_DATA ENTRIES:_
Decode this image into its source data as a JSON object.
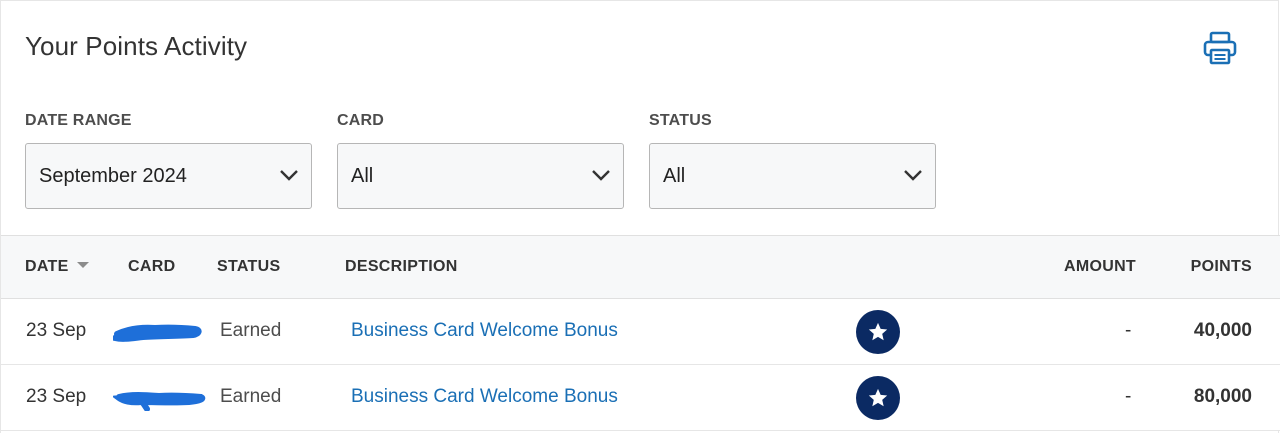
{
  "header": {
    "title": "Your Points Activity",
    "print_icon": "printer-icon"
  },
  "filters": [
    {
      "label": "DATE RANGE",
      "value": "September 2024"
    },
    {
      "label": "CARD",
      "value": "All"
    },
    {
      "label": "STATUS",
      "value": "All"
    }
  ],
  "table": {
    "columns": [
      "DATE",
      "CARD",
      "STATUS",
      "DESCRIPTION",
      "AMOUNT",
      "POINTS"
    ],
    "rows": [
      {
        "date": "23 Sep",
        "card": "",
        "status": "Earned",
        "description": "Business Card Welcome Bonus",
        "badge_icon": "star-icon",
        "amount": "-",
        "points": "40,000"
      },
      {
        "date": "23 Sep",
        "card": "",
        "status": "Earned",
        "description": "Business Card Welcome Bonus",
        "badge_icon": "star-icon",
        "amount": "-",
        "points": "80,000"
      }
    ]
  },
  "colors": {
    "link": "#1a6fb5",
    "badge": "#0b2a63",
    "print_icon": "#1a6fb5",
    "redaction": "#1e6fd9"
  }
}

_AIM:_ Copy every record above exactly, leaving out any pictures.

_THE COMPLETED TASK:_
Decode this image into its source data as a JSON object.
{
  "header": {
    "title": "Your Points Activity",
    "print_icon": "printer-icon"
  },
  "filters": [
    {
      "label": "DATE RANGE",
      "value": "September 2024"
    },
    {
      "label": "CARD",
      "value": "All"
    },
    {
      "label": "STATUS",
      "value": "All"
    }
  ],
  "table": {
    "columns": [
      "DATE",
      "CARD",
      "STATUS",
      "DESCRIPTION",
      "AMOUNT",
      "POINTS"
    ],
    "rows": [
      {
        "date": "23 Sep",
        "card": "",
        "status": "Earned",
        "description": "Business Card Welcome Bonus",
        "badge_icon": "star-icon",
        "amount": "-",
        "points": "40,000"
      },
      {
        "date": "23 Sep",
        "card": "",
        "status": "Earned",
        "description": "Business Card Welcome Bonus",
        "badge_icon": "star-icon",
        "amount": "-",
        "points": "80,000"
      }
    ]
  },
  "colors": {
    "link": "#1a6fb5",
    "badge": "#0b2a63",
    "print_icon": "#1a6fb5",
    "redaction": "#1e6fd9"
  }
}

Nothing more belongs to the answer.